WHAT YOU NEED TO DO:
All of the data should be repeated exactly; pictures are not part of the copy.

TASK MATERIAL:
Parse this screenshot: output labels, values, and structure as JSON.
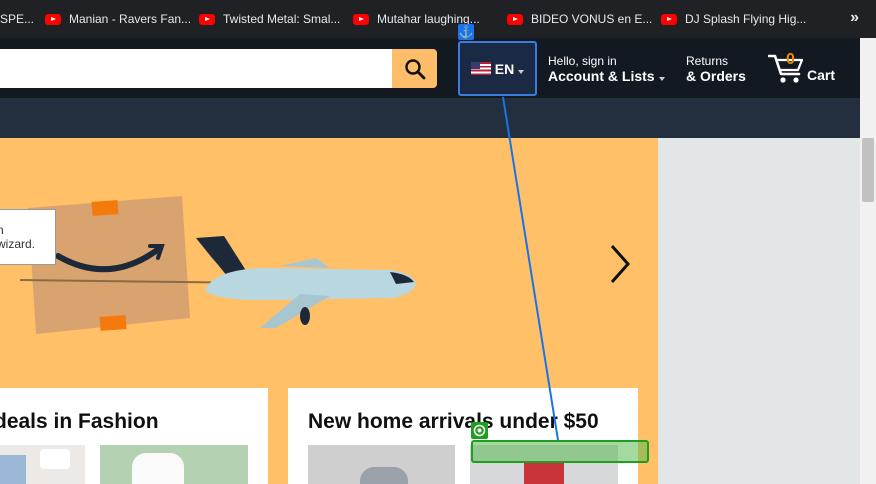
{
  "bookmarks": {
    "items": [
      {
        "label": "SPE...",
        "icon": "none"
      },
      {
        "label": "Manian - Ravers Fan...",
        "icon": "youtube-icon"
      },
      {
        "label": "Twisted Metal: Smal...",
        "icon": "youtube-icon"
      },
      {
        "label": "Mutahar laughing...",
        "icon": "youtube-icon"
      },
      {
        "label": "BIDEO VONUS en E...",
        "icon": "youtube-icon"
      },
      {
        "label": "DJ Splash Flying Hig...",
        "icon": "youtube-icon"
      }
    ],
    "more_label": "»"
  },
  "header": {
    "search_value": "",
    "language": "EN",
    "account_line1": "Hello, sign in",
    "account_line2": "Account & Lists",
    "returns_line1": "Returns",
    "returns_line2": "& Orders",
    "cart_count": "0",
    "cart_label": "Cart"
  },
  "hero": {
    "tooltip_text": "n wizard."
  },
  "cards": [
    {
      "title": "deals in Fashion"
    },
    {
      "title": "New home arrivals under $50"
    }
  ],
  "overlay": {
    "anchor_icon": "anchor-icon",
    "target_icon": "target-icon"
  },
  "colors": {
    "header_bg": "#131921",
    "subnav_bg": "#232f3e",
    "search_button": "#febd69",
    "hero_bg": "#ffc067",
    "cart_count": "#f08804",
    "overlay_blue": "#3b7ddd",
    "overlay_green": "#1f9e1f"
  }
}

FINAL RESULT:
Parse this screenshot: output labels, values, and structure as JSON.
{
  "bookmarks": {
    "items": [
      {
        "label": "SPE...",
        "icon": "none"
      },
      {
        "label": "Manian - Ravers Fan...",
        "icon": "youtube-icon"
      },
      {
        "label": "Twisted Metal: Smal...",
        "icon": "youtube-icon"
      },
      {
        "label": "Mutahar laughing...",
        "icon": "youtube-icon"
      },
      {
        "label": "BIDEO VONUS en E...",
        "icon": "youtube-icon"
      },
      {
        "label": "DJ Splash Flying Hig...",
        "icon": "youtube-icon"
      }
    ],
    "more_label": "»"
  },
  "header": {
    "search_value": "",
    "language": "EN",
    "account_line1": "Hello, sign in",
    "account_line2": "Account & Lists",
    "returns_line1": "Returns",
    "returns_line2": "& Orders",
    "cart_count": "0",
    "cart_label": "Cart"
  },
  "hero": {
    "tooltip_text": "n wizard."
  },
  "cards": [
    {
      "title": "deals in Fashion"
    },
    {
      "title": "New home arrivals under $50"
    }
  ],
  "overlay": {
    "anchor_icon": "anchor-icon",
    "target_icon": "target-icon"
  },
  "colors": {
    "header_bg": "#131921",
    "subnav_bg": "#232f3e",
    "search_button": "#febd69",
    "hero_bg": "#ffc067",
    "cart_count": "#f08804",
    "overlay_blue": "#3b7ddd",
    "overlay_green": "#1f9e1f"
  }
}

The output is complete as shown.